───── PROVIDED RECORDS

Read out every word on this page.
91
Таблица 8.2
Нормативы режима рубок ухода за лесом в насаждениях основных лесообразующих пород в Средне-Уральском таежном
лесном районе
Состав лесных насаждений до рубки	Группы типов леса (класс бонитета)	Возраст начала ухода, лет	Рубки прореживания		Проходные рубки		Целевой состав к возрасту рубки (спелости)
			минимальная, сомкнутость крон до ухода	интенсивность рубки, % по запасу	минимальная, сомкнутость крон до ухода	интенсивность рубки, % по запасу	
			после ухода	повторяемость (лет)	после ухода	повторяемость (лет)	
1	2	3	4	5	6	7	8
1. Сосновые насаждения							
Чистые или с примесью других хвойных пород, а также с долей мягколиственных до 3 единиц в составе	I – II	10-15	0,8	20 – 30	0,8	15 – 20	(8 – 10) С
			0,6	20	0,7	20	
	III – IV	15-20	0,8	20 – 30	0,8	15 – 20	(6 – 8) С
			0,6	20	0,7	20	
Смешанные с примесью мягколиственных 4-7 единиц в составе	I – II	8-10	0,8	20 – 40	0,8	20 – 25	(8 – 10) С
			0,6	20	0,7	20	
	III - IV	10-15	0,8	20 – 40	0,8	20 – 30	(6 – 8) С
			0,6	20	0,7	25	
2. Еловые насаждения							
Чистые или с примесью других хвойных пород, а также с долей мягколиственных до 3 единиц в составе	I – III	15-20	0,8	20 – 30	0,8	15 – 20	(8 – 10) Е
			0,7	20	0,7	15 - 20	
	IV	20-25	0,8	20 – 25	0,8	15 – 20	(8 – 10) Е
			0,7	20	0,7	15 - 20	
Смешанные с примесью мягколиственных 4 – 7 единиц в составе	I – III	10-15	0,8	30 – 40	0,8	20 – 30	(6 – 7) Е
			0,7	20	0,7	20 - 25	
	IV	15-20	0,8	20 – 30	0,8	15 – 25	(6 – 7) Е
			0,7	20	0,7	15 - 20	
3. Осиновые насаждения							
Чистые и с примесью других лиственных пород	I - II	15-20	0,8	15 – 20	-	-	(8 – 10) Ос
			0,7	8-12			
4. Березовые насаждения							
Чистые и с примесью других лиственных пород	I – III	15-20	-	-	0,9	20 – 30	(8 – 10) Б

──────────

EXERCISE INSTRUCTIONS >>
Type the material above out again, exactly.

COMPLETED TASK >>
Read out every word on this page.
91
Таблица 8.2
Нормативы режима рубок ухода за лесом в насаждениях основных лесообразующих пород в Средне-Уральском таежном
лесном районе
Состав лесных насаждений до рубки	Группы типов леса (класс бонитета)	Возраст начала ухода, лет	Рубки прореживания		Проходные рубки		Целевой состав к возрасту рубки (спелости)
			минимальная, сомкнутость крон до ухода	интенсивность рубки, % по запасу	минимальная, сомкнутость крон до ухода	интенсивность рубки, % по запасу	
			после ухода	повторяемость (лет)	после ухода	повторяемость (лет)	
1	2	3	4	5	6	7	8
1. Сосновые насаждения							
Чистые или с примесью других хвойных пород, а также с долей мягколиственных до 3 единиц в составе	I – II	10-15	0,8	20 – 30	0,8	15 – 20	(8 – 10) С
			0,6	20	0,7	20	
	III – IV	15-20	0,8	20 – 30	0,8	15 – 20	(6 – 8) С
			0,6	20	0,7	20	
Смешанные с примесью мягколиственных 4-7 единиц в составе	I – II	8-10	0,8	20 – 40	0,8	20 – 25	(8 – 10) С
			0,6	20	0,7	20	
	III - IV	10-15	0,8	20 – 40	0,8	20 – 30	(6 – 8) С
			0,6	20	0,7	25	
2. Еловые насаждения							
Чистые или с примесью других хвойных пород, а также с долей мягколиственных до 3 единиц в составе	I – III	15-20	0,8	20 – 30	0,8	15 – 20	(8 – 10) Е
			0,7	20	0,7	15 - 20	
	IV	20-25	0,8	20 – 25	0,8	15 – 20	(8 – 10) Е
			0,7	20	0,7	15 - 20	
Смешанные с примесью мягколиственных 4 – 7 единиц в составе	I – III	10-15	0,8	30 – 40	0,8	20 – 30	(6 – 7) Е
			0,7	20	0,7	20 - 25	
	IV	15-20	0,8	20 – 30	0,8	15 – 25	(6 – 7) Е
			0,7	20	0,7	15 - 20	
3. Осиновые насаждения							
Чистые и с примесью других лиственных пород	I - II	15-20	0,8	15 – 20	-	-	(8 – 10) Ос
			0,7	8-12			
4. Березовые насаждения							
Чистые и с примесью других лиственных пород	I – III	15-20	-	-	0,9	20 – 30	(8 – 10) Б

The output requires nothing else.